**Selected text**:
[start]
People are voting - with their feet and actions 365 days of the year. Take the Exodus Collective. They were formed out of the need of people on the council estates of Luton to gather and find housing. In the last four years they have gone from putting on small parties in woods to huge gatherings, attracting up to 6,000 people. All donations collected at parties are pumped back into the collective. They have housed over 40 people at the HAZ Manor and run the Community Free Farm where school kids regularly come to sample the rural atmosphere. Despite such community-minded activities (or more likely because their activities are community-based rather than done for profit) they have been seriously harassed by the police.

Credit Unions in Liverpool are now so numerous they are available to half the population. In these not-for-profit banks, people pool their own resources and draw on them for small loans to lots of people not considered 'credit worthy'.

Plants For A Future are growing 1,500 edible and useful plants on a 26 acre farm in Cornwall, and are now planning Britain's first sustainable eco-village somewhere in the south west.

UNDER ATTACK - 'DIVIDE AND DESTROY'

"The anti roads campaign Reclaim The Streets is in danger of being hijacked by anarchist lawbreakers, transport campaigners warned yesterday."
-
Evening Standard August 96

The politicians, large businesses, multinationals, and the media are terrified of people getting together in opposition to their rule and are busy attempting to demonise and isolate anyone who tries to do so. Road protesters have been described as a "threat to national security" by the security services who now openly admit to targeting such groups. There are few people involved in any actions who will not have their face on a photo or video taken by the Met. Police Forward Intelligence Team. Justice?, by squatting an empty shop and being associated with one or two bike rides and street parties in Brighton, has been described by one of the town's MPs as creating a "mini-revolutionary situation". The attempt to label those most involved in direct action, particularly environmental activists, as 'terrorists' illustrates the way in which the state intends to divide and destroy us.

Hundreds of thousands have been involved in some sort of protest at some time or other - environmental groups in Britain, for instance, have a combined membership of over five million. The state does not want to alienate these people - it just wants to make their protests ineffective. It tries to do this in two main ways: by isolating the most consistent and active campaigners from the majority of those involved through harassment, imprisonment and whatever else it takes; and by encouraging activists to follow 'moderate' (i.e. ineffective) leaders within the movement by giving these figures money, media-time and so on.
[end]
**To-do list**:
- A) According to the piece on community action, how many people has the Exodus Collective housed at the HAZ Manor?
- B) Write out the passage of the piece on community action starting with "Credit Unions in" and going on through "the south west.", swapping "Liverpool" for "Manchester".

[Excerpts from a layout annotation set]
[start]
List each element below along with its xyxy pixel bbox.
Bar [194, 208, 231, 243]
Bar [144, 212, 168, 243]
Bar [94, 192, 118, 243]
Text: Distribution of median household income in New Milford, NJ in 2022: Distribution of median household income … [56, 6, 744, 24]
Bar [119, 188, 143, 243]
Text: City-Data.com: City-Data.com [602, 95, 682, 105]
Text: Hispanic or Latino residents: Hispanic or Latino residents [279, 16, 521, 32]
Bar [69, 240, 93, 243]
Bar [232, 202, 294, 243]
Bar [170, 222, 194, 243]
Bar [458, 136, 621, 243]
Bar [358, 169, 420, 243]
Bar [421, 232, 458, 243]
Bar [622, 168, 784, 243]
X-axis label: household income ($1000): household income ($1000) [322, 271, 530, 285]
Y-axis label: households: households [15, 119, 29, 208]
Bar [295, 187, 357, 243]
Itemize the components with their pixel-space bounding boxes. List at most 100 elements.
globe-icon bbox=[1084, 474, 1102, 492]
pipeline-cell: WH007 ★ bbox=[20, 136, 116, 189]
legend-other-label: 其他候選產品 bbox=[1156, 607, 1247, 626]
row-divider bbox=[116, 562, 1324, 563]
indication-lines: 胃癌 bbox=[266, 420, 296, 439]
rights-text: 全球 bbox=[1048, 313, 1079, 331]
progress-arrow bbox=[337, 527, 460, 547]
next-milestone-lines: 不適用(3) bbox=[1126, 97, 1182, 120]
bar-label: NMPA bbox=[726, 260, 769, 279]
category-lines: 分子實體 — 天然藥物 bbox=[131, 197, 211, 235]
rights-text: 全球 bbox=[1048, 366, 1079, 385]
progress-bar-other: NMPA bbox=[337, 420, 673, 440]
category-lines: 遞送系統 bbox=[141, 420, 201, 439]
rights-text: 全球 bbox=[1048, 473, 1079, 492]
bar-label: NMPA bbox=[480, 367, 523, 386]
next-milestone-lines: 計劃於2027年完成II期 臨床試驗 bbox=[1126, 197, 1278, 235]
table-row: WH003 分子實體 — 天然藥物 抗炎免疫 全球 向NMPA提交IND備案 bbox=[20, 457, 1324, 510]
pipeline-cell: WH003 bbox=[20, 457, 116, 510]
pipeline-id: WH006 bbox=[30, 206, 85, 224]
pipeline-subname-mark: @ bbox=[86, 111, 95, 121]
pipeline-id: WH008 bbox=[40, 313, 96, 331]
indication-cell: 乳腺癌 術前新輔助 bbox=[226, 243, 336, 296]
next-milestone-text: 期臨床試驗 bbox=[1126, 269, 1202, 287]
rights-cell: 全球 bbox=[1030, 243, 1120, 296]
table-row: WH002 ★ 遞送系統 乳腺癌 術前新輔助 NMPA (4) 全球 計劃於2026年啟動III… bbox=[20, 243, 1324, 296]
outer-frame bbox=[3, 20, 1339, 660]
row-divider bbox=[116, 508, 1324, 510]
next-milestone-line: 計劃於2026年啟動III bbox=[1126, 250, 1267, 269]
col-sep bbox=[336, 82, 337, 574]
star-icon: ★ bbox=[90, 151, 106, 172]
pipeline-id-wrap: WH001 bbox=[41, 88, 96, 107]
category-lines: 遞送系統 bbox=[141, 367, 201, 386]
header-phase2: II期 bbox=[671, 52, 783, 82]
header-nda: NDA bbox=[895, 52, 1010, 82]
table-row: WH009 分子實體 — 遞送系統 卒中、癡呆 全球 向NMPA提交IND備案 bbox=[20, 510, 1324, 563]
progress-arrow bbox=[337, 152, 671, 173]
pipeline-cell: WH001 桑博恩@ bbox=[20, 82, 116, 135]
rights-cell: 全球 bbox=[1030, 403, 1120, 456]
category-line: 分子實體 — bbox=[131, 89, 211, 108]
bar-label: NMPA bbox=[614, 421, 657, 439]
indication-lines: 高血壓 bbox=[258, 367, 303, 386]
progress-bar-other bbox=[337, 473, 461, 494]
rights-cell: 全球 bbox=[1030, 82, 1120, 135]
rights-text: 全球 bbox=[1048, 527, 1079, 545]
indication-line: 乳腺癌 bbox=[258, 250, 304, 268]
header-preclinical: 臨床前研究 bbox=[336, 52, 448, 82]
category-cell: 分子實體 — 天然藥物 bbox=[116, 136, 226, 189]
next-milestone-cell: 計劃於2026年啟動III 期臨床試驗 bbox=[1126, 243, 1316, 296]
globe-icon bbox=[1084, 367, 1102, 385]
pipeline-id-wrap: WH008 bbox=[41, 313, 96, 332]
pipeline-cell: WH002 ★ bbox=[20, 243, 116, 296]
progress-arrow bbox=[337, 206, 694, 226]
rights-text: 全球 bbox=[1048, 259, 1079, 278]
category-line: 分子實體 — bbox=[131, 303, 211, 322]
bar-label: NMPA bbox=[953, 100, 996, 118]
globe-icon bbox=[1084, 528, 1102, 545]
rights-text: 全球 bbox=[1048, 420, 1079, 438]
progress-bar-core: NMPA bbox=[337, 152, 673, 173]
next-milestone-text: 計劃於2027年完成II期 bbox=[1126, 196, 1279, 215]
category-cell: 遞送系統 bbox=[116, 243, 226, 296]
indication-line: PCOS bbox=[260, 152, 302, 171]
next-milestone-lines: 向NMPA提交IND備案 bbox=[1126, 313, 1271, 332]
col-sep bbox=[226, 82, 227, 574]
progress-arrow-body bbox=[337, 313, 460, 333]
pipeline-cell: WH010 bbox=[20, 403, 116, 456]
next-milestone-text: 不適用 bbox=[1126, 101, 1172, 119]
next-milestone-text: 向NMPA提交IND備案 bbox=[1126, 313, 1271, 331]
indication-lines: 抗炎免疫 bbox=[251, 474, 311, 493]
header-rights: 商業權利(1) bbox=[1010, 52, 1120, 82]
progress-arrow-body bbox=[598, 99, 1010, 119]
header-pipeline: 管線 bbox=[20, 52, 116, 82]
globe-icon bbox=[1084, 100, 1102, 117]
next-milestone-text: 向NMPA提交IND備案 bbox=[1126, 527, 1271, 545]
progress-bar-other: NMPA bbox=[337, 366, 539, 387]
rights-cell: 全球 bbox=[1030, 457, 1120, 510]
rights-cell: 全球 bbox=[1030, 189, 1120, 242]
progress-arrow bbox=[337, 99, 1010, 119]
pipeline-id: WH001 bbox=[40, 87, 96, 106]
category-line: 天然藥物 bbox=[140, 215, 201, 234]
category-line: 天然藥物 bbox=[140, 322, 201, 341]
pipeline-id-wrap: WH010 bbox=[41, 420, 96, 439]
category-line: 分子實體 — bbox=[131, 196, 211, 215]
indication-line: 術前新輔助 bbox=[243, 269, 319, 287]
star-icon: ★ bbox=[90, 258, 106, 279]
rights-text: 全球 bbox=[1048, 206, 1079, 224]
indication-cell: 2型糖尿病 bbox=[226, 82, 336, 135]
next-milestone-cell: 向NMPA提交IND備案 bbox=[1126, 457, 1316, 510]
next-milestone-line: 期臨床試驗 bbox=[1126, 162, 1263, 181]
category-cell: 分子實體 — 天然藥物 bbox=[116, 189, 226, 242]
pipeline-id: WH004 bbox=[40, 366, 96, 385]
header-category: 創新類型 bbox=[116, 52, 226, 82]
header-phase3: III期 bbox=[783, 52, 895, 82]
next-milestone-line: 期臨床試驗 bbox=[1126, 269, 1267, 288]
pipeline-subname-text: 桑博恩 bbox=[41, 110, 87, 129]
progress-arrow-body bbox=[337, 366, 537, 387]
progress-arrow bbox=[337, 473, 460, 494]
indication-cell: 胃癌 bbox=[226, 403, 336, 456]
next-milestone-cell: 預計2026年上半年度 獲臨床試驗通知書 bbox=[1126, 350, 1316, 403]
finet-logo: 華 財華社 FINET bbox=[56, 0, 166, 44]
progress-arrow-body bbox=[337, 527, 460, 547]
[end]
**Results for the exercise**:
- A) Over 40 people.

- B)
Credit Unions in Manchester are now so numerous they are available to half the population. In these not-for-profit banks, people pool their own resources and draw on them for small loans to lots of people not considered 'credit worthy'.

Plants For A Future are growing 1,500 edible and useful plants on a 26 acre farm in Cornwall, and are now planning Britain's first sustainable eco-village somewhere in the south west.